[Working data]
* * *
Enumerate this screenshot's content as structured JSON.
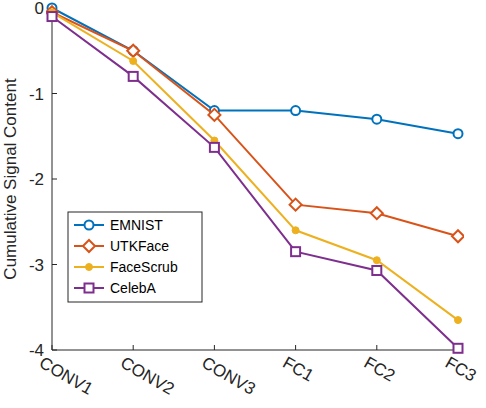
{
  "chart_data": {
    "type": "line",
    "y_label": "Cumulative Signal Content",
    "categories": [
      "CONV1",
      "CONV2",
      "CONV3",
      "FC1",
      "FC2",
      "FC3"
    ],
    "ylim": [
      -4,
      0
    ],
    "yticks": [
      -4,
      -3,
      -2,
      -1,
      0
    ],
    "grid": false,
    "legend": "left",
    "series": [
      {
        "name": "EMNIST",
        "color": "#0072bd",
        "marker": "circle",
        "values": [
          0,
          -0.5,
          -1.2,
          -1.2,
          -1.3,
          -1.47
        ]
      },
      {
        "name": "UTKFace",
        "color": "#d95319",
        "marker": "diamond",
        "values": [
          -0.05,
          -0.5,
          -1.25,
          -2.3,
          -2.4,
          -2.67
        ]
      },
      {
        "name": "FaceScrub",
        "color": "#edb120",
        "marker": "dot",
        "values": [
          -0.05,
          -0.62,
          -1.55,
          -2.6,
          -2.95,
          -3.65
        ]
      },
      {
        "name": "CelebA",
        "color": "#7e2f8e",
        "marker": "square",
        "values": [
          -0.1,
          -0.8,
          -1.63,
          -2.85,
          -3.07,
          -3.98
        ]
      }
    ]
  }
}
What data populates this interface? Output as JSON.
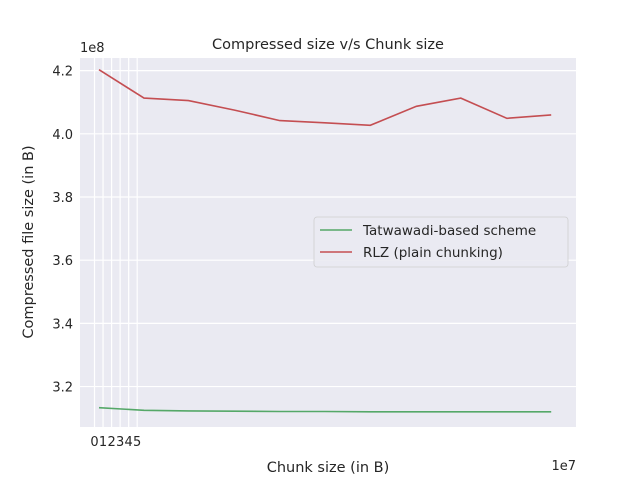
{
  "chart_data": {
    "type": "line",
    "title": "Compressed size v/s Chunk size",
    "xlabel": "Chunk size (in B)",
    "ylabel": "Compressed file size (in B)",
    "x_offset_label": "1e7",
    "y_offset_label": "1e8",
    "xlim": [
      -1.7,
      56.4
    ],
    "ylim": [
      3.072,
      4.24
    ],
    "x_ticks": [
      0,
      1,
      2,
      3,
      4,
      5
    ],
    "x_tick_labels": [
      "0",
      "1",
      "2",
      "3",
      "4",
      "5"
    ],
    "y_ticks": [
      3.2,
      3.4,
      3.6,
      3.8,
      4.0,
      4.2
    ],
    "y_tick_labels": [
      "3.2",
      "3.4",
      "3.6",
      "3.8",
      "4.0",
      "4.2"
    ],
    "grid": true,
    "legend_position": "center-right",
    "x": [
      0.52,
      5.8,
      11.0,
      16.4,
      21.7,
      27.0,
      32.3,
      37.7,
      42.9,
      48.3,
      53.5
    ],
    "series": [
      {
        "name": "Tatwawadi-based scheme",
        "color": "#55a868",
        "values": [
          3.133,
          3.125,
          3.123,
          3.122,
          3.121,
          3.121,
          3.12,
          3.12,
          3.12,
          3.12,
          3.12
        ]
      },
      {
        "name": "RLZ (plain chunking)",
        "color": "#c44e52",
        "values": [
          4.203,
          4.113,
          4.105,
          4.075,
          4.042,
          4.035,
          4.027,
          4.087,
          4.113,
          4.049,
          4.06
        ]
      }
    ]
  }
}
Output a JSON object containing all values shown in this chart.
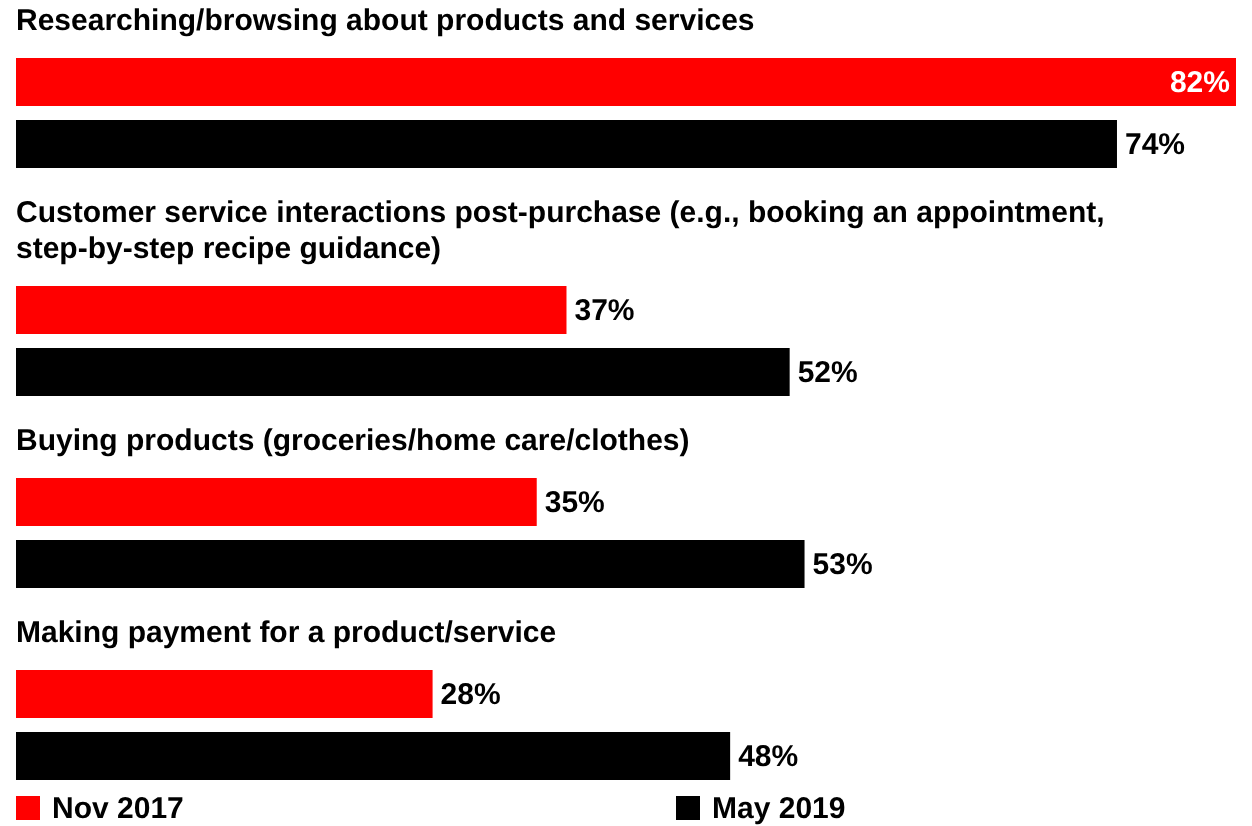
{
  "chart_data": {
    "type": "bar",
    "orientation": "horizontal",
    "categories": [
      "Researching/browsing about products and services",
      "Customer service interactions post-purchase (e.g., booking an appointment, step-by-step recipe guidance)",
      "Buying products (groceries/home care/clothes)",
      "Making payment for a product/service"
    ],
    "series": [
      {
        "name": "Nov 2017",
        "color": "#ff0000",
        "values": [
          82,
          37,
          35,
          28
        ],
        "value_labels": [
          "82%",
          "37%",
          "35%",
          "28%"
        ]
      },
      {
        "name": "May 2019",
        "color": "#000000",
        "values": [
          74,
          52,
          53,
          48
        ],
        "value_labels": [
          "74%",
          "52%",
          "53%",
          "48%"
        ]
      }
    ],
    "legend": "bottom"
  }
}
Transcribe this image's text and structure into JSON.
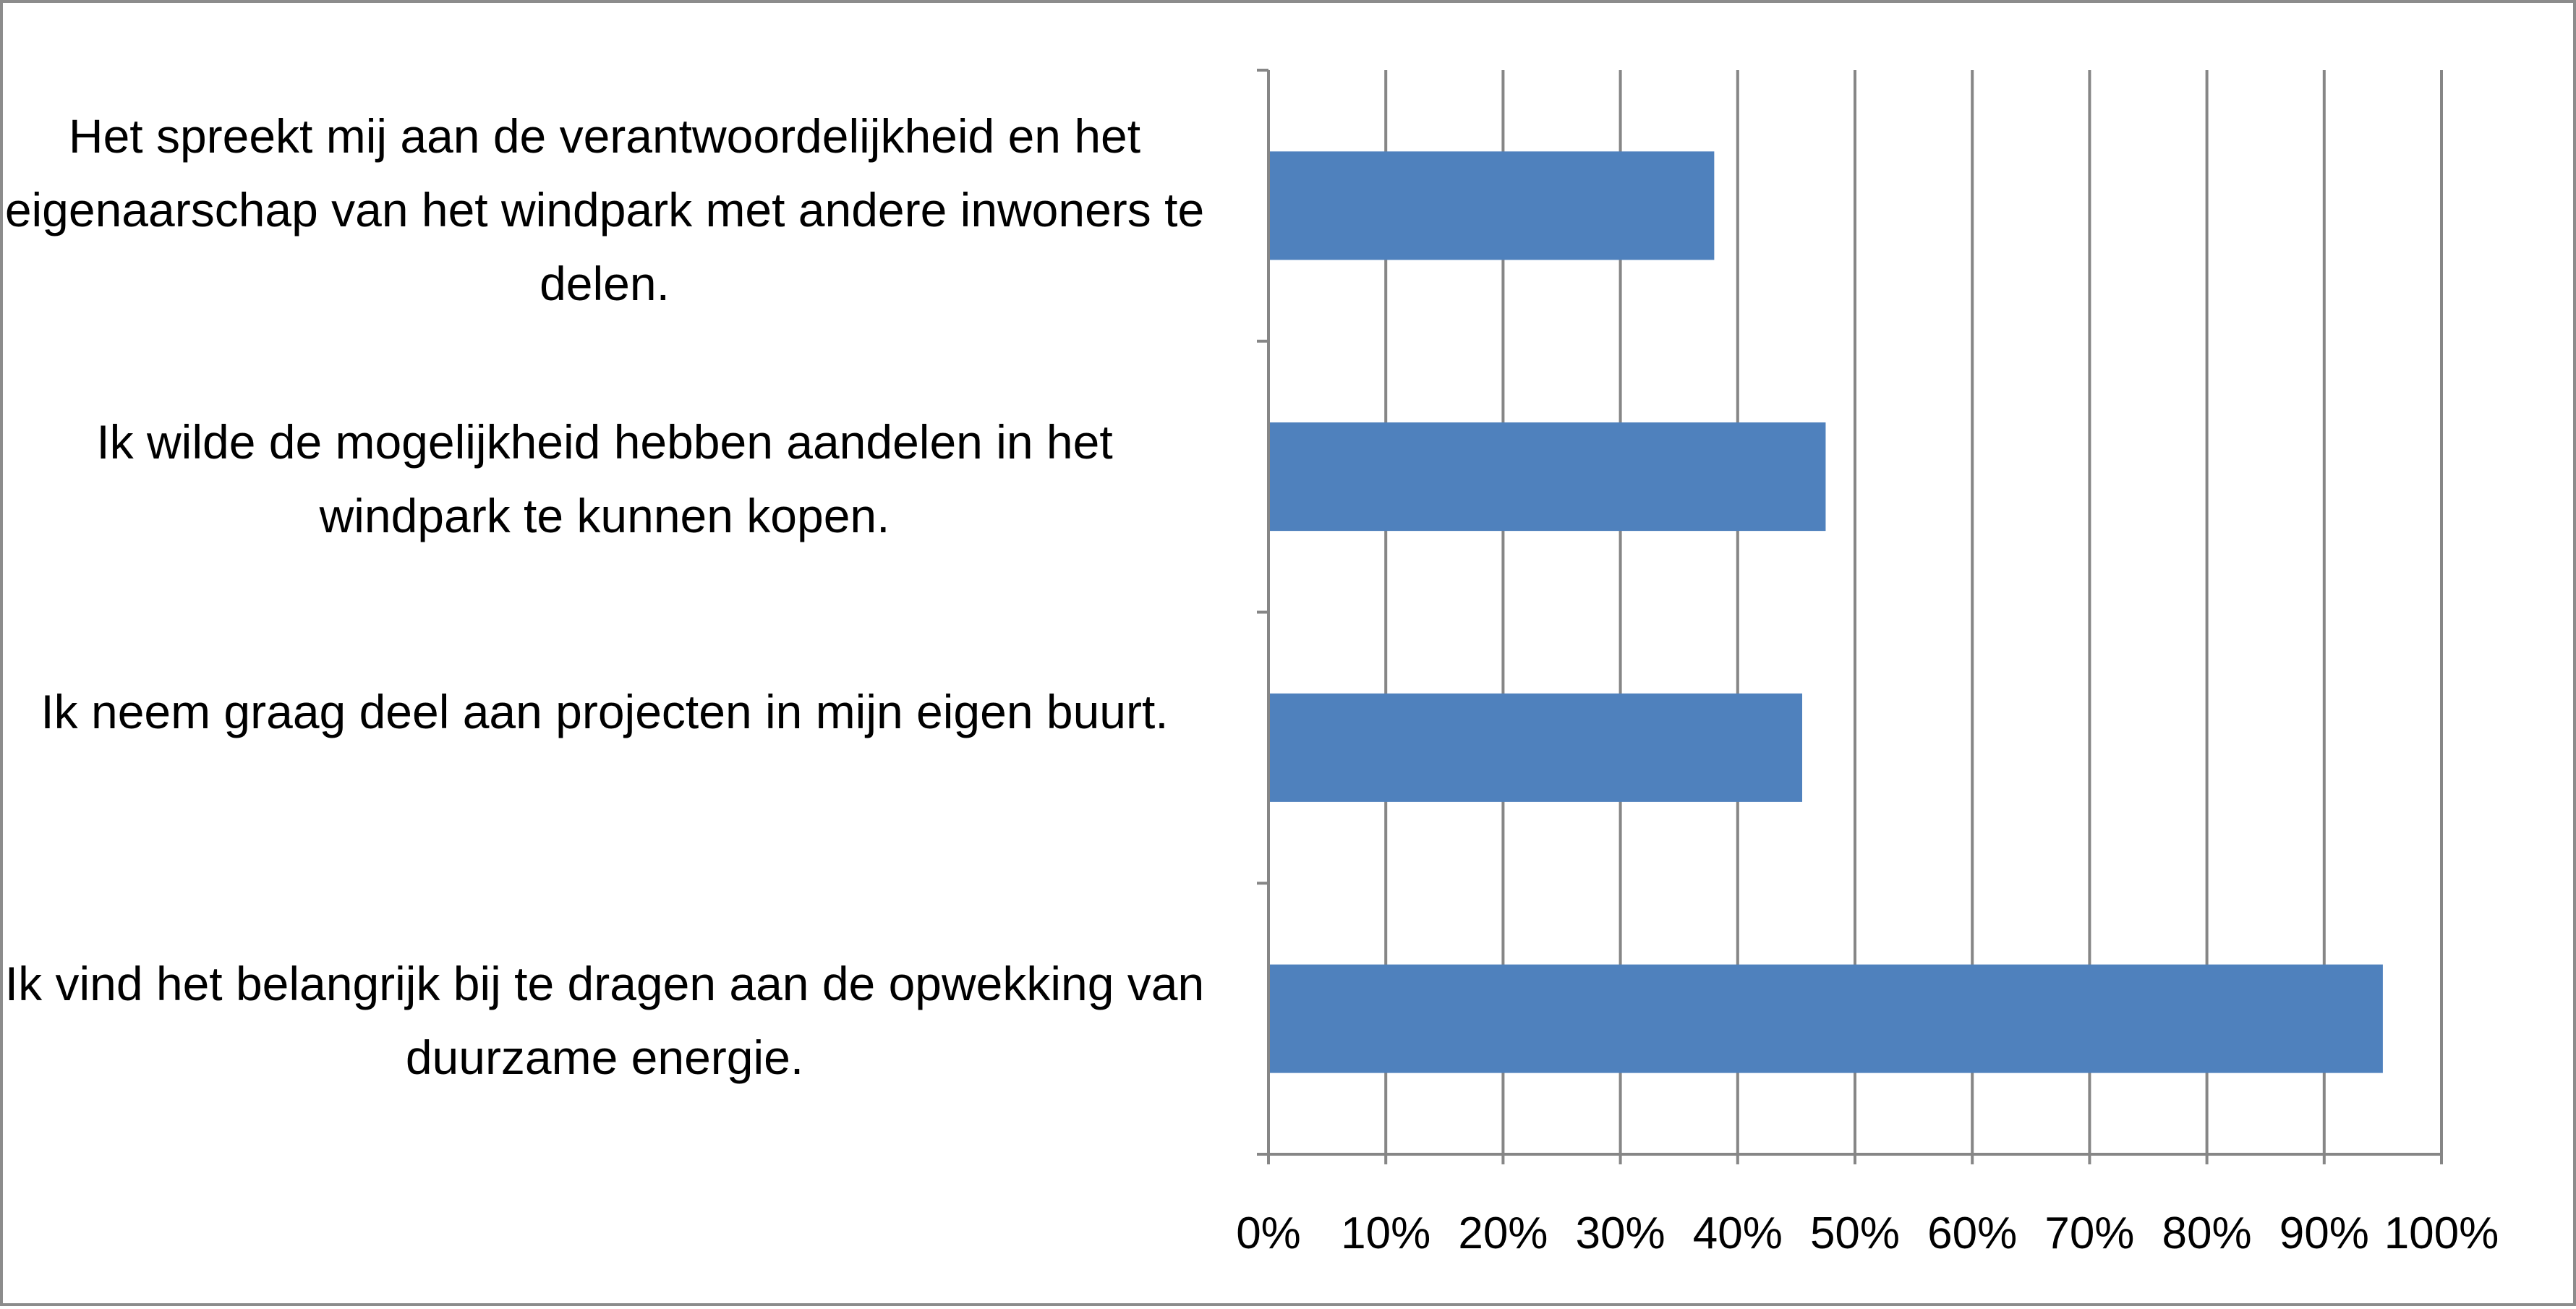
{
  "chart_data": {
    "type": "bar",
    "orientation": "horizontal",
    "categories": [
      "Het spreekt mij aan de verantwoordelijkheid en het eigenaarschap van het windpark met andere inwoners te delen.",
      "Ik wilde de mogelijkheid hebben aandelen in het windpark te kunnen kopen.",
      "Ik neem graag deel aan projecten in mijn eigen buurt.",
      "Ik vind het belangrijk bij te dragen aan de opwekking van duurzame energie."
    ],
    "values": [
      38,
      47.5,
      45.5,
      95
    ],
    "xlim": [
      0,
      100
    ],
    "x_ticks": [
      "0%",
      "10%",
      "20%",
      "30%",
      "40%",
      "50%",
      "60%",
      "70%",
      "80%",
      "90%",
      "100%"
    ],
    "grid": "vertical",
    "legend": "none",
    "title": "",
    "xlabel": "",
    "ylabel": "",
    "bar_color": "#4f81bd",
    "grid_color": "#868686",
    "frame_color": "#8c8c8c"
  }
}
* * *
[Short exercise]
Leave out the pictures and give the listing above again exactly.

[Response to this task]
Enumerate this screenshot's content as structured JSON.
{
  "chart_data": {
    "type": "line",
    "y_label": "Cumulative Signal Content",
    "categories": [
      "CONV1",
      "CONV2",
      "CONV3",
      "FC1",
      "FC2",
      "FC3"
    ],
    "ylim": [
      -4,
      0
    ],
    "yticks": [
      -4,
      -3,
      -2,
      -1,
      0
    ],
    "grid": false,
    "legend": "left",
    "series": [
      {
        "name": "EMNIST",
        "color": "#0072bd",
        "marker": "circle",
        "values": [
          0,
          -0.5,
          -1.2,
          -1.2,
          -1.3,
          -1.47
        ]
      },
      {
        "name": "UTKFace",
        "color": "#d95319",
        "marker": "diamond",
        "values": [
          -0.05,
          -0.5,
          -1.25,
          -2.3,
          -2.4,
          -2.67
        ]
      },
      {
        "name": "FaceScrub",
        "color": "#edb120",
        "marker": "dot",
        "values": [
          -0.05,
          -0.62,
          -1.55,
          -2.6,
          -2.95,
          -3.65
        ]
      },
      {
        "name": "CelebA",
        "color": "#7e2f8e",
        "marker": "square",
        "values": [
          -0.1,
          -0.8,
          -1.63,
          -2.85,
          -3.07,
          -3.98
        ]
      }
    ]
  }
}
What data populates this interface? Output as JSON.
{
  "chart_data": {
    "type": "line",
    "title": "Compressed size v/s Chunk size",
    "xlabel": "Chunk size (in B)",
    "ylabel": "Compressed file size (in B)",
    "x_offset_label": "1e7",
    "y_offset_label": "1e8",
    "xlim": [
      -1.7,
      56.4
    ],
    "ylim": [
      3.072,
      4.24
    ],
    "x_ticks": [
      0,
      1,
      2,
      3,
      4,
      5
    ],
    "x_tick_labels": [
      "0",
      "1",
      "2",
      "3",
      "4",
      "5"
    ],
    "y_ticks": [
      3.2,
      3.4,
      3.6,
      3.8,
      4.0,
      4.2
    ],
    "y_tick_labels": [
      "3.2",
      "3.4",
      "3.6",
      "3.8",
      "4.0",
      "4.2"
    ],
    "grid": true,
    "legend_position": "center-right",
    "x": [
      0.52,
      5.8,
      11.0,
      16.4,
      21.7,
      27.0,
      32.3,
      37.7,
      42.9,
      48.3,
      53.5
    ],
    "series": [
      {
        "name": "Tatwawadi-based scheme",
        "color": "#55a868",
        "values": [
          3.133,
          3.125,
          3.123,
          3.122,
          3.121,
          3.121,
          3.12,
          3.12,
          3.12,
          3.12,
          3.12
        ]
      },
      {
        "name": "RLZ (plain chunking)",
        "color": "#c44e52",
        "values": [
          4.203,
          4.113,
          4.105,
          4.075,
          4.042,
          4.035,
          4.027,
          4.087,
          4.113,
          4.049,
          4.06
        ]
      }
    ]
  }
}
Output a JSON object containing all values shown in this chart.
{
  "chart_data": {
    "type": "bar",
    "orientation": "horizontal",
    "categories": [
      "Researching/browsing about products and services",
      "Customer service interactions post-purchase (e.g., booking an appointment, step-by-step recipe guidance)",
      "Buying products (groceries/home care/clothes)",
      "Making payment for a product/service"
    ],
    "series": [
      {
        "name": "Nov 2017",
        "color": "#ff0000",
        "values": [
          82,
          37,
          35,
          28
        ],
        "value_labels": [
          "82%",
          "37%",
          "35%",
          "28%"
        ]
      },
      {
        "name": "May 2019",
        "color": "#000000",
        "values": [
          74,
          52,
          53,
          48
        ],
        "value_labels": [
          "74%",
          "52%",
          "53%",
          "48%"
        ]
      }
    ],
    "legend": "bottom"
  }
}
Transcribe this image's text and structure into JSON.
{
  "chart_data": {
    "type": "bar",
    "orientation": "horizontal",
    "categories": [
      "Het spreekt mij aan de verantwoordelijkheid en het eigenaarschap van het windpark met andere inwoners te delen.",
      "Ik wilde de mogelijkheid hebben aandelen in het windpark te kunnen kopen.",
      "Ik neem graag deel aan projecten in mijn eigen buurt.",
      "Ik vind het belangrijk bij te dragen aan de opwekking van duurzame energie."
    ],
    "values": [
      38,
      47.5,
      45.5,
      95
    ],
    "xlim": [
      0,
      100
    ],
    "x_ticks": [
      "0%",
      "10%",
      "20%",
      "30%",
      "40%",
      "50%",
      "60%",
      "70%",
      "80%",
      "90%",
      "100%"
    ],
    "grid": "vertical",
    "legend": "none",
    "title": "",
    "xlabel": "",
    "ylabel": "",
    "bar_color": "#4f81bd",
    "grid_color": "#868686",
    "frame_color": "#8c8c8c"
  }
}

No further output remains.